Records
-- START --

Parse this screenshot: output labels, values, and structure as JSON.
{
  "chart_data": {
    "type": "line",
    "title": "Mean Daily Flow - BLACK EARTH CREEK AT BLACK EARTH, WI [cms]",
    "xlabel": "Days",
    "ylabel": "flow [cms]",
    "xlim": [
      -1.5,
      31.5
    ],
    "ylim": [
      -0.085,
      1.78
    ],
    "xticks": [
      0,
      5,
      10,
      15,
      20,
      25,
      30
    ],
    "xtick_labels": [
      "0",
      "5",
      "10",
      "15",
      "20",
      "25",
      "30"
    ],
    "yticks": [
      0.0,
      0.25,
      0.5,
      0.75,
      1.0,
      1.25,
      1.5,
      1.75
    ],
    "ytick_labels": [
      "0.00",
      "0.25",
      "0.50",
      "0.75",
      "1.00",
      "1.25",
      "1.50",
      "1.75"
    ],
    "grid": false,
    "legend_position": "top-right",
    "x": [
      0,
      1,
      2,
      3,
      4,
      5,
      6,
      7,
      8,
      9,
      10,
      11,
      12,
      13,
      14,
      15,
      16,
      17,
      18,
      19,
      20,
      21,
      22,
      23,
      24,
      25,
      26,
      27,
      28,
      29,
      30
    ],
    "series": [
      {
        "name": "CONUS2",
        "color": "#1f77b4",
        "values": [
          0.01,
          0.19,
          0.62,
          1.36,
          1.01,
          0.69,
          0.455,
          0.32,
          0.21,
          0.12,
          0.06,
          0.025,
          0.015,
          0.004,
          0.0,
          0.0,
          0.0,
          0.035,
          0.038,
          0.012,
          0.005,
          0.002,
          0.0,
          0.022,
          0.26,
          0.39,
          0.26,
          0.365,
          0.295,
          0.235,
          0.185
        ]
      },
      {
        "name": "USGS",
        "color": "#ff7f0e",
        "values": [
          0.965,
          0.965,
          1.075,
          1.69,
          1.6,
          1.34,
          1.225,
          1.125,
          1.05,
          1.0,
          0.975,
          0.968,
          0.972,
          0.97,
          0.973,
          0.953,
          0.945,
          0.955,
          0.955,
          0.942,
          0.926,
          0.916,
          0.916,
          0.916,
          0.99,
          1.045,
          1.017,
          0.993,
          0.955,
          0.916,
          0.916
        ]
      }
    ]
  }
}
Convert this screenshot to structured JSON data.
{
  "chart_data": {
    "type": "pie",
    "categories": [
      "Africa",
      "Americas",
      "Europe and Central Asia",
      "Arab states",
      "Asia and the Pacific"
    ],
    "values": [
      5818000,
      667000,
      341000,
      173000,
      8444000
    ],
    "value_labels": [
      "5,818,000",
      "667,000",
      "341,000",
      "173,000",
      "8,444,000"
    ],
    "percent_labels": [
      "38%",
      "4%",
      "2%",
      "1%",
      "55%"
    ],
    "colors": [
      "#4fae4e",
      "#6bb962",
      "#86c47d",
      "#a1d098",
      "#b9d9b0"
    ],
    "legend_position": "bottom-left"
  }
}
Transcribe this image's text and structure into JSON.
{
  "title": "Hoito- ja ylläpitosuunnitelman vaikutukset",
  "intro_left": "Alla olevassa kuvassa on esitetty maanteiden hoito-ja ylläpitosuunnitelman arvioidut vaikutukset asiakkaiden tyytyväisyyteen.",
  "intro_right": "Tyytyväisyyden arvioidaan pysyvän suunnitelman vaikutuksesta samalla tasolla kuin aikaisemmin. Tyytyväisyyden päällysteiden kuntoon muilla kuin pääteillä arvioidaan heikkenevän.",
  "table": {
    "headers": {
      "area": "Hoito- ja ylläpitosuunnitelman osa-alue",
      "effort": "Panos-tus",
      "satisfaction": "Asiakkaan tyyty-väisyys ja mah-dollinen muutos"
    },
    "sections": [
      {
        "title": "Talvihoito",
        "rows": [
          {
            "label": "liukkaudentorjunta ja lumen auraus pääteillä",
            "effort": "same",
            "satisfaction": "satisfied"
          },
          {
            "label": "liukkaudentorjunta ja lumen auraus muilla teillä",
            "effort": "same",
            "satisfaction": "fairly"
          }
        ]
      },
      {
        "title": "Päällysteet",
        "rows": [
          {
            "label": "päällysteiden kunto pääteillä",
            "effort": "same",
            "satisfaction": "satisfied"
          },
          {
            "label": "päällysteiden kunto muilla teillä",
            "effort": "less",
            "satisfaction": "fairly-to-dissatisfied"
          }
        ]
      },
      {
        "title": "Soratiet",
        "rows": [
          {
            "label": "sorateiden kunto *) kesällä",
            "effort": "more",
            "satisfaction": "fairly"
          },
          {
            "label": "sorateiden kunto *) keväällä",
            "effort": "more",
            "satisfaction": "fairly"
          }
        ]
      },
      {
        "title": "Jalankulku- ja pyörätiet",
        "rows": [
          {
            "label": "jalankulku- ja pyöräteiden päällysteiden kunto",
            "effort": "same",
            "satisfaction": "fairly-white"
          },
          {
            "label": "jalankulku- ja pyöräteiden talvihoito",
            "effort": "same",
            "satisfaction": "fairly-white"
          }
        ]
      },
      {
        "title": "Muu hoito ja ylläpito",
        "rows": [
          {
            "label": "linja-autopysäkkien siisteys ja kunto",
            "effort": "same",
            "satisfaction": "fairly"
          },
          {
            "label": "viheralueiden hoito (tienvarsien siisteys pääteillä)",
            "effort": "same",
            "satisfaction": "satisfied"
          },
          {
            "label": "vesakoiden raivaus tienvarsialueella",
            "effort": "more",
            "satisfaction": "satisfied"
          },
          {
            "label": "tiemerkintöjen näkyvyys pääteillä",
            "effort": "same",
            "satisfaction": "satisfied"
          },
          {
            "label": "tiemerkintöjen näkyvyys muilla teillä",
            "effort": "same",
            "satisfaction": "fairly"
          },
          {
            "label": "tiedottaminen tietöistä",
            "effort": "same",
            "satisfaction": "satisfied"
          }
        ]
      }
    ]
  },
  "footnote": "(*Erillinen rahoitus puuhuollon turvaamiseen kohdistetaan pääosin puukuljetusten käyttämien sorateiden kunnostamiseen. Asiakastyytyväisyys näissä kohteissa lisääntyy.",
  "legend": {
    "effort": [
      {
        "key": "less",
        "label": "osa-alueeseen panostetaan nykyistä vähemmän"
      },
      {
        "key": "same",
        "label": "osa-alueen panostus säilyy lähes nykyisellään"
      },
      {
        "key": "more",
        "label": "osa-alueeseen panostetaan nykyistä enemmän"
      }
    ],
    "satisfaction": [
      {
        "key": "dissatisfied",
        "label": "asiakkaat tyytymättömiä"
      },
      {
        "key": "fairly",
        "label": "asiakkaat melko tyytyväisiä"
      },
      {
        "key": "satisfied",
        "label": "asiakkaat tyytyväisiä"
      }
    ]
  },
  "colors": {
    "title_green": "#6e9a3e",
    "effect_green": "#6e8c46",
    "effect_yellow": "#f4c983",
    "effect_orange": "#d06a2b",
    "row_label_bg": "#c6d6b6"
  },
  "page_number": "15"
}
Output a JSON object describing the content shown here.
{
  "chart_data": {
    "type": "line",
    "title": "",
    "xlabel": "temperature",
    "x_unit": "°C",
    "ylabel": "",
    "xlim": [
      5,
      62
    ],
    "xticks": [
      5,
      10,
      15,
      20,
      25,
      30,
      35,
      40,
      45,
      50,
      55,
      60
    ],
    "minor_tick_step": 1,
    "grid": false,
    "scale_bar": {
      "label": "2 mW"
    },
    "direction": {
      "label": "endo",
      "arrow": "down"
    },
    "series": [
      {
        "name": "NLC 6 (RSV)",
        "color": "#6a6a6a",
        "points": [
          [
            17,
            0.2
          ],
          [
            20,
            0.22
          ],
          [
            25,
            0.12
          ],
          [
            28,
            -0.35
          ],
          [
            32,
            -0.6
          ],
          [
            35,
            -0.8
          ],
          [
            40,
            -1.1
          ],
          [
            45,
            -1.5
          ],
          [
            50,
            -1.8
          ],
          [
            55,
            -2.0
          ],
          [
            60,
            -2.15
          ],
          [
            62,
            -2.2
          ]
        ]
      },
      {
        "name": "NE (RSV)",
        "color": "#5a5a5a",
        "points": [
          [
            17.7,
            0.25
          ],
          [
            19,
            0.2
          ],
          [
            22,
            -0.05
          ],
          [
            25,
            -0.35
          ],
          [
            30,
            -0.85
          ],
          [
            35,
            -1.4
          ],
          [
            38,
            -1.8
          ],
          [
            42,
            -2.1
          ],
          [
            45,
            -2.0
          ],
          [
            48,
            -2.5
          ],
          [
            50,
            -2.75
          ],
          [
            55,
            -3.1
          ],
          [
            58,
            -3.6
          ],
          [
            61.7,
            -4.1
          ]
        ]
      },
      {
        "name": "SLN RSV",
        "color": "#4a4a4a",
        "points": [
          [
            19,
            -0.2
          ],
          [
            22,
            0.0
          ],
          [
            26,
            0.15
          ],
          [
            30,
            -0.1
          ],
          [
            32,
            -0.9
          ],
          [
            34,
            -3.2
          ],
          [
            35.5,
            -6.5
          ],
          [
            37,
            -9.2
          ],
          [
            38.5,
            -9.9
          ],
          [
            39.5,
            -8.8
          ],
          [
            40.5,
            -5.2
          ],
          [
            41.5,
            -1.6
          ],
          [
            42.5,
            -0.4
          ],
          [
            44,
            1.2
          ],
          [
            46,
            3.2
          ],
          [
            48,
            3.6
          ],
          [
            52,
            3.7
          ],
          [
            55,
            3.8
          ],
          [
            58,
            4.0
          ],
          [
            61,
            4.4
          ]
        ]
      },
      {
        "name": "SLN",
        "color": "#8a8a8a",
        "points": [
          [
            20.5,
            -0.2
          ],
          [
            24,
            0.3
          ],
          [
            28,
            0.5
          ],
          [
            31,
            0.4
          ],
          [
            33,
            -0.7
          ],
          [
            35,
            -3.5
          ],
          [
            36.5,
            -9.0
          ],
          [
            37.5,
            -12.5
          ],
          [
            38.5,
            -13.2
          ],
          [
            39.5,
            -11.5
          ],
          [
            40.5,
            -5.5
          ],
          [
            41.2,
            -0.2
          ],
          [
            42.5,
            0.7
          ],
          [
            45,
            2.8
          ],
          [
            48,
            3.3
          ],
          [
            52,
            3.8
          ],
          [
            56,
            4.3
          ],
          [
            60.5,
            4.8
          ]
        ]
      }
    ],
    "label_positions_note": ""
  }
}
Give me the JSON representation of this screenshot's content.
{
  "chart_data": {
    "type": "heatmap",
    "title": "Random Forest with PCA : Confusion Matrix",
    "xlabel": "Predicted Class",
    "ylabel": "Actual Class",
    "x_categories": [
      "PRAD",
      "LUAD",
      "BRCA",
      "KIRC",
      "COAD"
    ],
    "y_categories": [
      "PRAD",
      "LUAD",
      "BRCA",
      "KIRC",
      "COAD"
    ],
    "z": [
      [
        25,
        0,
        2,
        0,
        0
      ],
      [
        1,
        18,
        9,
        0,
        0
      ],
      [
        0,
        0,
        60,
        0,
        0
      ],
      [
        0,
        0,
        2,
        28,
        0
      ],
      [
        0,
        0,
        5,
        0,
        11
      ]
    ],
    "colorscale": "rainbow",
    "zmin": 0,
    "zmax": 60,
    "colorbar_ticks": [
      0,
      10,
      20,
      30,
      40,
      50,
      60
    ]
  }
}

-- END --

● **PROBLEM REQUIREMENTS**: Find each line in the records holding the string "lumen" and show it.

● **WRITTEN SOLUTION**:
            "label": "liukkaudentorjunta ja lumen auraus pääteillä",
            "label": "liukkaudentorjunta ja lumen auraus muilla teillä",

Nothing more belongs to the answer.